───── Source material ─────
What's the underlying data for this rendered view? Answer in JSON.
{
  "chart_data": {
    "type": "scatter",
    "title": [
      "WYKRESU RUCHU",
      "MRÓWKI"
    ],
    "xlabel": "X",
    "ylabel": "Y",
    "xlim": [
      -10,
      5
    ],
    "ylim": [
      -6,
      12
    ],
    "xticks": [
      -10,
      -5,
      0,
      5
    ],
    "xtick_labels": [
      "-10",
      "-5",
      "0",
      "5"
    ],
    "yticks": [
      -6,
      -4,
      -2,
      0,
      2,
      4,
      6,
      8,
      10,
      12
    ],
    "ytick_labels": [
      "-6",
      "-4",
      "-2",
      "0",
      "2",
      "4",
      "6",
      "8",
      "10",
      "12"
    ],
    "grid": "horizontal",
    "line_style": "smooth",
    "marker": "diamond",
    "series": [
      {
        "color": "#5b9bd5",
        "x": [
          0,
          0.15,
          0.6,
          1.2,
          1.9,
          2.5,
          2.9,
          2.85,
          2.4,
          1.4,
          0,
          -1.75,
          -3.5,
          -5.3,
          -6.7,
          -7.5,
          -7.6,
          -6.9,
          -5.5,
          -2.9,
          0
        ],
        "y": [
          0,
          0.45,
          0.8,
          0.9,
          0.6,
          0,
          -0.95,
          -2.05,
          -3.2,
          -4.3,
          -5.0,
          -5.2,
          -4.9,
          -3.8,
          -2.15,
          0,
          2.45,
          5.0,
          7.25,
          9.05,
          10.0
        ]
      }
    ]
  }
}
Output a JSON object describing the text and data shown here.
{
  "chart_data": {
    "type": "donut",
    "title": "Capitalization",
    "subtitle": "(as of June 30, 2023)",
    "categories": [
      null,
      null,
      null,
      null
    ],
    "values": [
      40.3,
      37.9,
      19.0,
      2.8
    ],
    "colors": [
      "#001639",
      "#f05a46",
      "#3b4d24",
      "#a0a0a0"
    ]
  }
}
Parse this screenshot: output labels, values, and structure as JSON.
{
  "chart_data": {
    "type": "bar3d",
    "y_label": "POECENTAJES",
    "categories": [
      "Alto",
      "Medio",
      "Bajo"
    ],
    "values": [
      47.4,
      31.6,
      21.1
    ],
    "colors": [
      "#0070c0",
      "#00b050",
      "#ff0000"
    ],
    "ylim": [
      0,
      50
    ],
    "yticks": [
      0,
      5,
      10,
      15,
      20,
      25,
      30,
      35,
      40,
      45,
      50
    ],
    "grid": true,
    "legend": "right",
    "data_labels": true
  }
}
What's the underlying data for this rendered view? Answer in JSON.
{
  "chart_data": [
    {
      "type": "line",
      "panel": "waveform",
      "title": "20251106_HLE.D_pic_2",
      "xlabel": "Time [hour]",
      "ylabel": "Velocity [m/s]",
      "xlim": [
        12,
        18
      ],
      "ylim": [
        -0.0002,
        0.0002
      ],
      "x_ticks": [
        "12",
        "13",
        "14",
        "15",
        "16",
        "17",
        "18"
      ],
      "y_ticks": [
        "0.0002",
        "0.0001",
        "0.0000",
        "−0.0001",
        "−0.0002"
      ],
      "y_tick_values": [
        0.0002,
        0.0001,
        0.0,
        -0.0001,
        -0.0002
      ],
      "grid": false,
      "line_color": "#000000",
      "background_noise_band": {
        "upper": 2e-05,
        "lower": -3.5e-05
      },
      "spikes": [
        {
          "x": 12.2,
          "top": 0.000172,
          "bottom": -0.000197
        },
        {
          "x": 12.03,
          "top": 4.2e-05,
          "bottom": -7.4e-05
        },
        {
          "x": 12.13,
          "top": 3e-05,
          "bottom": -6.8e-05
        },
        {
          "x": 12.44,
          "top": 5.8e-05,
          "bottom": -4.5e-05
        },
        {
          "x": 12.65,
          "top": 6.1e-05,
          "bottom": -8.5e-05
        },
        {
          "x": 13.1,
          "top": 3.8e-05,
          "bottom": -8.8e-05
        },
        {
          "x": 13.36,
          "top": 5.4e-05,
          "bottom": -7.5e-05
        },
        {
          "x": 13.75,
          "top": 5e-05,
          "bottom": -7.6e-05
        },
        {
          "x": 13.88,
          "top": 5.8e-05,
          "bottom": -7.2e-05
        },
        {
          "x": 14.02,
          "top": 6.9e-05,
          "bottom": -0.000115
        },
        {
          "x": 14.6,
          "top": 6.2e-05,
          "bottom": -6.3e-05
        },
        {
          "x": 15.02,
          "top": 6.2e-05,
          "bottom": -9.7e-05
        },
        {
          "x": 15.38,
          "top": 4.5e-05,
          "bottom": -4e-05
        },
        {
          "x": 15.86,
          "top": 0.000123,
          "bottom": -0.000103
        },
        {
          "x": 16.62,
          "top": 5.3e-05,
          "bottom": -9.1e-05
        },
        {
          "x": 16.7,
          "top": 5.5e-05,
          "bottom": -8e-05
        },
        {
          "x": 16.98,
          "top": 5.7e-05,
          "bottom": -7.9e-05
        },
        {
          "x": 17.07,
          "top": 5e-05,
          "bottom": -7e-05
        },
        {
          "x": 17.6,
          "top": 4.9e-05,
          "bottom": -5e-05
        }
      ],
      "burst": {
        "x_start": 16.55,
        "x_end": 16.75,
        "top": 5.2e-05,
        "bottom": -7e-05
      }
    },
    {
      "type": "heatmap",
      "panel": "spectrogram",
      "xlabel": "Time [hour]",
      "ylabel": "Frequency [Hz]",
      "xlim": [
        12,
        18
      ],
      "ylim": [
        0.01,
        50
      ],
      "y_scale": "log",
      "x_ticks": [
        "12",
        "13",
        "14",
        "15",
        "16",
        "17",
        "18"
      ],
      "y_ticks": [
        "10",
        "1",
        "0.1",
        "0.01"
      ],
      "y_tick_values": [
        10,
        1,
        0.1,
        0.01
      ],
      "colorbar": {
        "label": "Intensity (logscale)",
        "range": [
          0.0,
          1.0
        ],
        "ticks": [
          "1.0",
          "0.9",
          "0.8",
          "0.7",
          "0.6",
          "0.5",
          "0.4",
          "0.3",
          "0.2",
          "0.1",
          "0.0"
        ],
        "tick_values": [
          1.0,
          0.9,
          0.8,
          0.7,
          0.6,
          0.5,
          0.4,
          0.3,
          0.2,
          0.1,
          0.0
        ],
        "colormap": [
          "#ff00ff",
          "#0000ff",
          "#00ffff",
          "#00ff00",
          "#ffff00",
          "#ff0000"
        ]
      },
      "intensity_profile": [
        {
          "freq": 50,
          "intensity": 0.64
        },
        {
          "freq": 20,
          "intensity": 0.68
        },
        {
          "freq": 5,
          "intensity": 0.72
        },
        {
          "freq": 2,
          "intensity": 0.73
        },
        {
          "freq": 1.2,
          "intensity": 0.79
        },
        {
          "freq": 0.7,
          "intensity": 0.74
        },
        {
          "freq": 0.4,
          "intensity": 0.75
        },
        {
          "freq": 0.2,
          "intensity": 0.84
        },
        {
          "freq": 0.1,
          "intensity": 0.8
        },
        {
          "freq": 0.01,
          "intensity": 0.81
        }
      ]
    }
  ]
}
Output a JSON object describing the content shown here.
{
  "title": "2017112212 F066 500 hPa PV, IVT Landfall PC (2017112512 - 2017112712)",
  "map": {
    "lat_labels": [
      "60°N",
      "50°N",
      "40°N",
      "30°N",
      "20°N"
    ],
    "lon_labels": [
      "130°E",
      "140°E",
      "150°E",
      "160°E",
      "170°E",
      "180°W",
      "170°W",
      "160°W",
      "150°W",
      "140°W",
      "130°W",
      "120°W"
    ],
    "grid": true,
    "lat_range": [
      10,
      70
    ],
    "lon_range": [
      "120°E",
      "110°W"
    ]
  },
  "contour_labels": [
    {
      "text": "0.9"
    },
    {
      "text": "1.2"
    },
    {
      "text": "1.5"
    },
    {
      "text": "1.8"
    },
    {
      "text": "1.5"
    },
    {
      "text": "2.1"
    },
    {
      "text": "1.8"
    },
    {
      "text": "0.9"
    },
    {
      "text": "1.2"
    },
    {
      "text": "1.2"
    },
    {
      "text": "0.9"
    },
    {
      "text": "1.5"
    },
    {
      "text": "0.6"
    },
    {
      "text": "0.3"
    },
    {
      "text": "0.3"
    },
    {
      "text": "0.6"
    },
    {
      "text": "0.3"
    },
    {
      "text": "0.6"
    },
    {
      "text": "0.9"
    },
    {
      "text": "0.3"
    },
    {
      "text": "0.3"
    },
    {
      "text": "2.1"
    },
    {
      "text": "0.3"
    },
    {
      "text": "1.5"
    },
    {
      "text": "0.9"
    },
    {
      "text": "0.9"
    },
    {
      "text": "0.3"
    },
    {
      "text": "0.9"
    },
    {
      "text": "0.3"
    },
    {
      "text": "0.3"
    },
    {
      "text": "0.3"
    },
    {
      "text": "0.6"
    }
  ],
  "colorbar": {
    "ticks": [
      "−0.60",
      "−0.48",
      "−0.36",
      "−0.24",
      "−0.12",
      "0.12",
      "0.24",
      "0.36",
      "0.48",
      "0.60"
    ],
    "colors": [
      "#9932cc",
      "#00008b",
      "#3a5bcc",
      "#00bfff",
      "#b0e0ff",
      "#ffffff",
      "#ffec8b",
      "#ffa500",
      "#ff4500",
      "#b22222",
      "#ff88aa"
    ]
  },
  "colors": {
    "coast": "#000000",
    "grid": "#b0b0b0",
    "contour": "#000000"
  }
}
─────
**Requirements**
Look above for the line containing "Output a JSON object describing the content", then transcribe it and all lines after it through the last, exactly and with nothing else.

**Final result**
Output a JSON object describing the content shown here.
{
  "title": "2017112212 F066 500 hPa PV, IVT Landfall PC (2017112512 - 2017112712)",
  "map": {
    "lat_labels": [
      "60°N",
      "50°N",
      "40°N",
      "30°N",
      "20°N"
    ],
    "lon_labels": [
      "130°E",
      "140°E",
      "150°E",
      "160°E",
      "170°E",
      "180°W",
      "170°W",
      "160°W",
      "150°W",
      "140°W",
      "130°W",
      "120°W"
    ],
    "grid": true,
    "lat_range": [
      10,
      70
    ],
    "lon_range": [
      "120°E",
      "110°W"
    ]
  },
  "contour_labels": [
    {
      "text": "0.9"
    },
    {
      "text": "1.2"
    },
    {
      "text": "1.5"
    },
    {
      "text": "1.8"
    },
    {
      "text": "1.5"
    },
    {
      "text": "2.1"
    },
    {
      "text": "1.8"
    },
    {
      "text": "0.9"
    },
    {
      "text": "1.2"
    },
    {
      "text": "1.2"
    },
    {
      "text": "0.9"
    },
    {
      "text": "1.5"
    },
    {
      "text": "0.6"
    },
    {
      "text": "0.3"
    },
    {
      "text": "0.3"
    },
    {
      "text": "0.6"
    },
    {
      "text": "0.3"
    },
    {
      "text": "0.6"
    },
    {
      "text": "0.9"
    },
    {
      "text": "0.3"
    },
    {
      "text": "0.3"
    },
    {
      "text": "2.1"
    },
    {
      "text": "0.3"
    },
    {
      "text": "1.5"
    },
    {
      "text": "0.9"
    },
    {
      "text": "0.9"
    },
    {
      "text": "0.3"
    },
    {
      "text": "0.9"
    },
    {
      "text": "0.3"
    },
    {
      "text": "0.3"
    },
    {
      "text": "0.3"
    },
    {
      "text": "0.6"
    }
  ],
  "colorbar": {
    "ticks": [
      "−0.60",
      "−0.48",
      "−0.36",
      "−0.24",
      "−0.12",
      "0.12",
      "0.24",
      "0.36",
      "0.48",
      "0.60"
    ],
    "colors": [
      "#9932cc",
      "#00008b",
      "#3a5bcc",
      "#00bfff",
      "#b0e0ff",
      "#ffffff",
      "#ffec8b",
      "#ffa500",
      "#ff4500",
      "#b22222",
      "#ff88aa"
    ]
  },
  "colors": {
    "coast": "#000000",
    "grid": "#b0b0b0",
    "contour": "#000000"
  }
}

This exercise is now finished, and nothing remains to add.